• _WHAT THE EXERCISE ASKS_
Both ends included, set down the lines from the line containing "Type out the text in this image." through the last line of the records below, without pictures.

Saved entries

>> begin

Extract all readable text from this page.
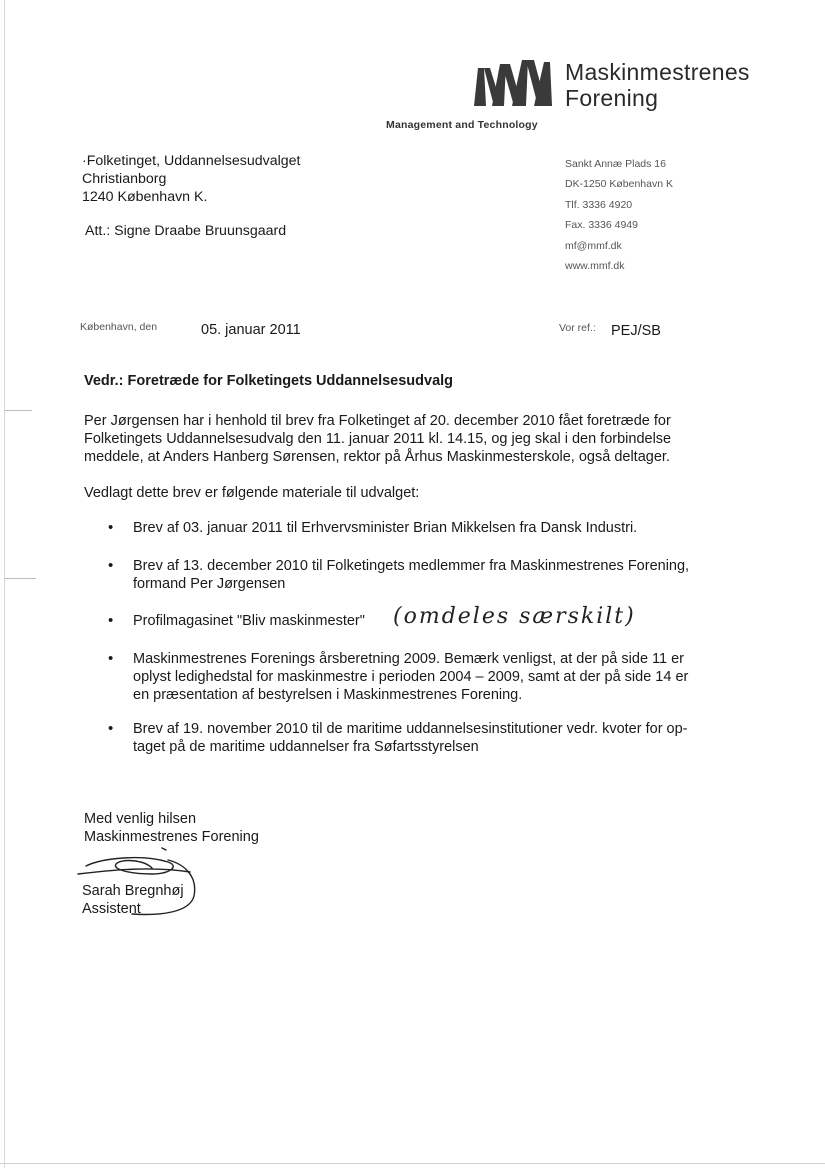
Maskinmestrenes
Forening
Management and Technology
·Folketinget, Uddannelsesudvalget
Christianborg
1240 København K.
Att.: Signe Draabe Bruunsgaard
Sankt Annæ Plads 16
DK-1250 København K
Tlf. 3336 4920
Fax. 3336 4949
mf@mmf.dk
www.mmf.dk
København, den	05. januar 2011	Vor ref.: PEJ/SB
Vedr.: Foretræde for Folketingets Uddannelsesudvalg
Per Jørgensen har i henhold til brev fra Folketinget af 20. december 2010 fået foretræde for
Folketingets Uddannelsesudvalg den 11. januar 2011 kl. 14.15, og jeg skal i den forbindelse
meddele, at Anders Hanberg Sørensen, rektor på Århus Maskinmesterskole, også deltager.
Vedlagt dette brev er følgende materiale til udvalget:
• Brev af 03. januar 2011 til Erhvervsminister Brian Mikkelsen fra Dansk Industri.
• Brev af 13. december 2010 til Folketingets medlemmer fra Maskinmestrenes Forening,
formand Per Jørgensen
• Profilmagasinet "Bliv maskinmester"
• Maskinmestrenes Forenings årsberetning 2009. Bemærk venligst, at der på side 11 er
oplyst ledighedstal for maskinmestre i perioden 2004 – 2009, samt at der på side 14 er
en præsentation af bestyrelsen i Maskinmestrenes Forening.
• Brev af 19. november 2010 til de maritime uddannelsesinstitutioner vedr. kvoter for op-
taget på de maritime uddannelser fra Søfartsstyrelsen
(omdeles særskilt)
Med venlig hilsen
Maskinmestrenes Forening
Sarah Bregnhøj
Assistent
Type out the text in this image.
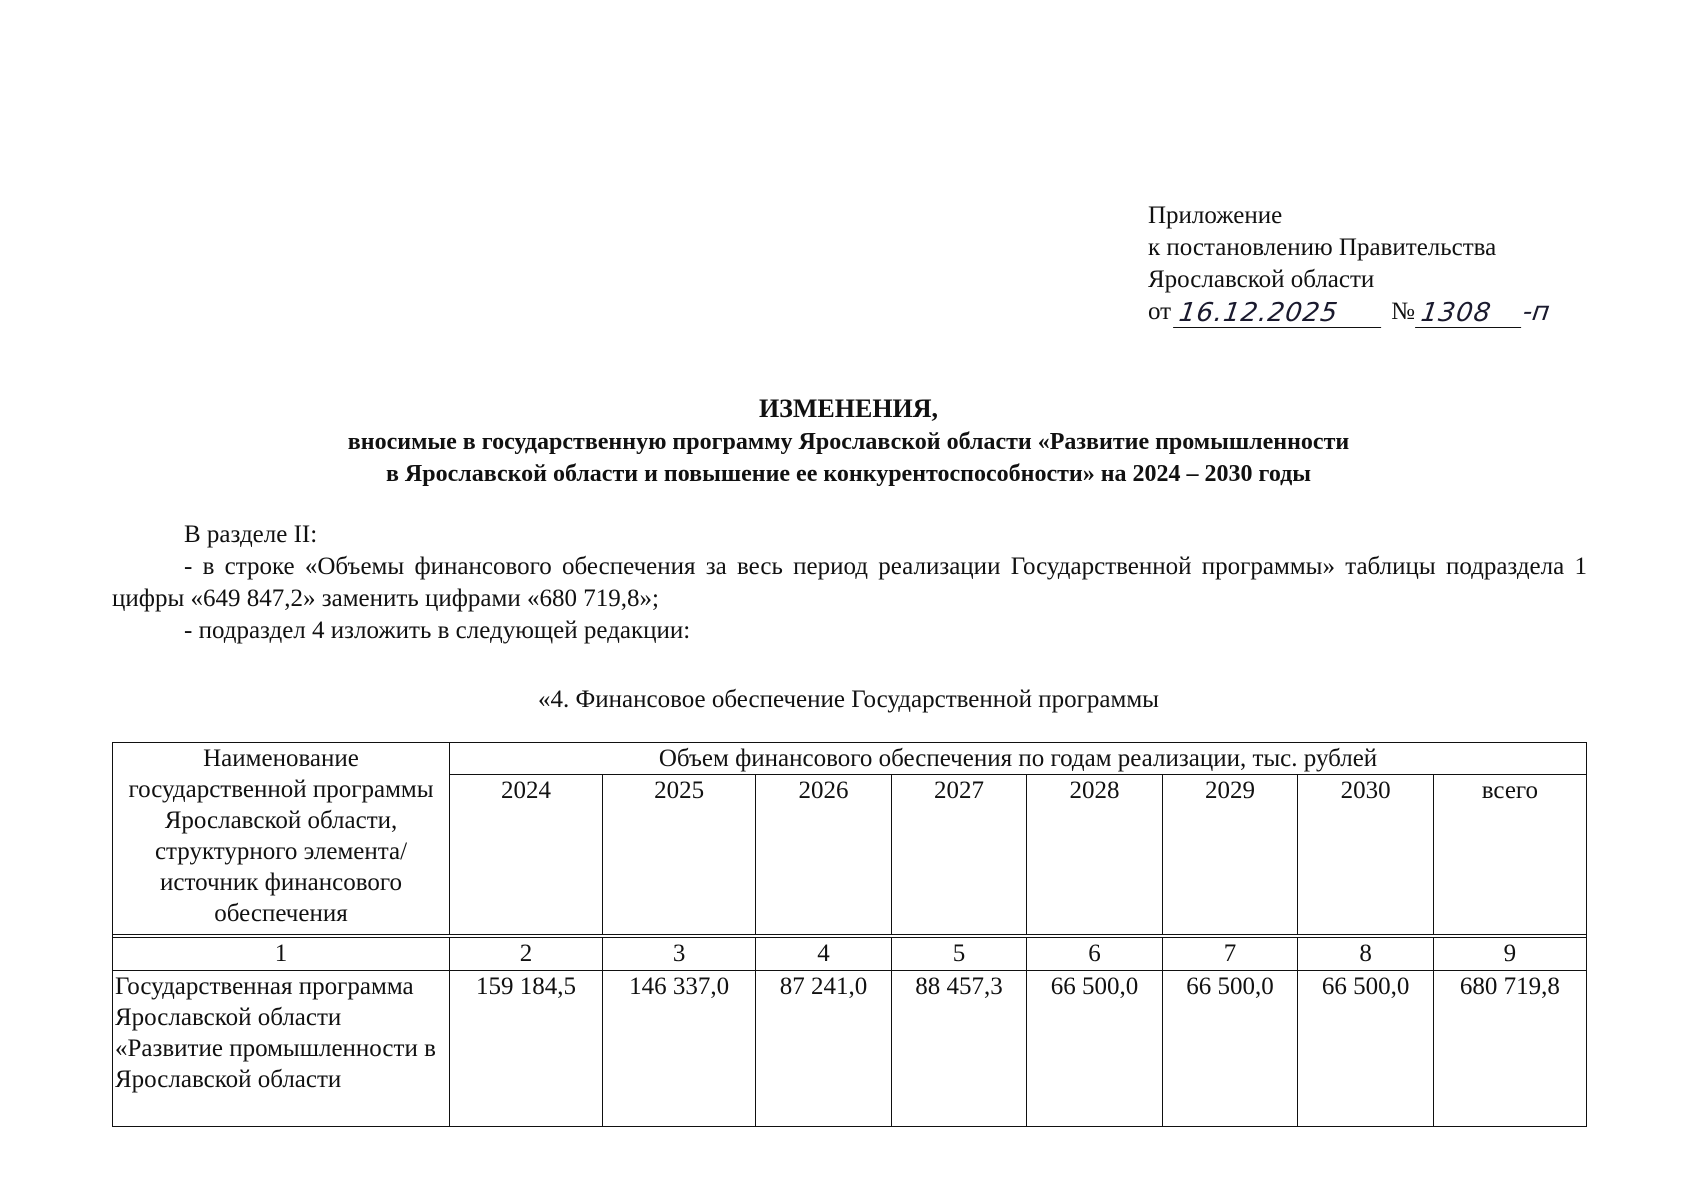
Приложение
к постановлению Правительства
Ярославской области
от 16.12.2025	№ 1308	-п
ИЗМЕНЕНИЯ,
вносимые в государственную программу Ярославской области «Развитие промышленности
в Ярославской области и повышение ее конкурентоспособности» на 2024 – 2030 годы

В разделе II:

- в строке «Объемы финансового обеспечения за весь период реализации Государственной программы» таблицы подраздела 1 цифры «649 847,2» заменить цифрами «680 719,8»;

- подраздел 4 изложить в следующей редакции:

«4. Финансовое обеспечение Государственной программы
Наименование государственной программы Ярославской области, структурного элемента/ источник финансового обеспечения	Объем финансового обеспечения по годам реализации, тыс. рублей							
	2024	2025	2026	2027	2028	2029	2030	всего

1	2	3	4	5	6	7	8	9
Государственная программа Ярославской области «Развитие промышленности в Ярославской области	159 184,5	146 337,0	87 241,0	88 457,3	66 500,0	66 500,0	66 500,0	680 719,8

>> end

• _EXERCISE RESPONSE_
Type out the text in this image.
Приложение
к постановлению Правительства
Ярославской области
от 16.12.2025	№ 1308	-п
ИЗМЕНЕНИЯ,
вносимые в государственную программу Ярославской области «Развитие промышленности
в Ярославской области и повышение ее конкурентоспособности» на 2024 – 2030 годы

В разделе II:

- в строке «Объемы финансового обеспечения за весь период реализации Государственной программы» таблицы подраздела 1 цифры «649 847,2» заменить цифрами «680 719,8»;

- подраздел 4 изложить в следующей редакции:

«4. Финансовое обеспечение Государственной программы
Наименование государственной программы Ярославской области, структурного элемента/ источник финансового обеспечения	Объем финансового обеспечения по годам реализации, тыс. рублей							
	2024	2025	2026	2027	2028	2029	2030	всего

1	2	3	4	5	6	7	8	9
Государственная программа Ярославской области «Развитие промышленности в Ярославской области	159 184,5	146 337,0	87 241,0	88 457,3	66 500,0	66 500,0	66 500,0	680 719,8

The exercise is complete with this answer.